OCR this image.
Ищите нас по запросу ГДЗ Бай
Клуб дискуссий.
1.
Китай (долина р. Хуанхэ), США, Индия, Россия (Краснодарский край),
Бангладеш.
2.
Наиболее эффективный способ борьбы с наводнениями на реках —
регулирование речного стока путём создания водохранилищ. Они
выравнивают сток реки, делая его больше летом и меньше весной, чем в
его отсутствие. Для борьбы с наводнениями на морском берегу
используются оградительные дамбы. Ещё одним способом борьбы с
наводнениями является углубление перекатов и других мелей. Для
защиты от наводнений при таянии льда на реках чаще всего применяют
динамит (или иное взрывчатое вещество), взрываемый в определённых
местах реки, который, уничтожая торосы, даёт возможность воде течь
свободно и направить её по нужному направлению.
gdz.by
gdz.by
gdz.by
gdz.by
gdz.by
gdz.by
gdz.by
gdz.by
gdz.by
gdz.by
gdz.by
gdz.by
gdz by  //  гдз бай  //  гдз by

========

**Task statement**
Take the listing above and set it down exactly.

**Written response**
OCR this image.
Ищите нас по запросу ГДЗ Бай
Клуб дискуссий.
1.
Китай (долина р. Хуанхэ), США, Индия, Россия (Краснодарский край),
Бангладеш.
2.
Наиболее эффективный способ борьбы с наводнениями на реках —
регулирование речного стока путём создания водохранилищ. Они
выравнивают сток реки, делая его больше летом и меньше весной, чем в
его отсутствие. Для борьбы с наводнениями на морском берегу
используются оградительные дамбы. Ещё одним способом борьбы с
наводнениями является углубление перекатов и других мелей. Для
защиты от наводнений при таянии льда на реках чаще всего применяют
динамит (или иное взрывчатое вещество), взрываемый в определённых
местах реки, который, уничтожая торосы, даёт возможность воде течь
свободно и направить её по нужному направлению.
gdz.by
gdz.by
gdz.by
gdz.by
gdz.by
gdz.by
gdz.by
gdz.by
gdz.by
gdz.by
gdz.by
gdz.by
gdz by  //  гдз бай  //  гдз by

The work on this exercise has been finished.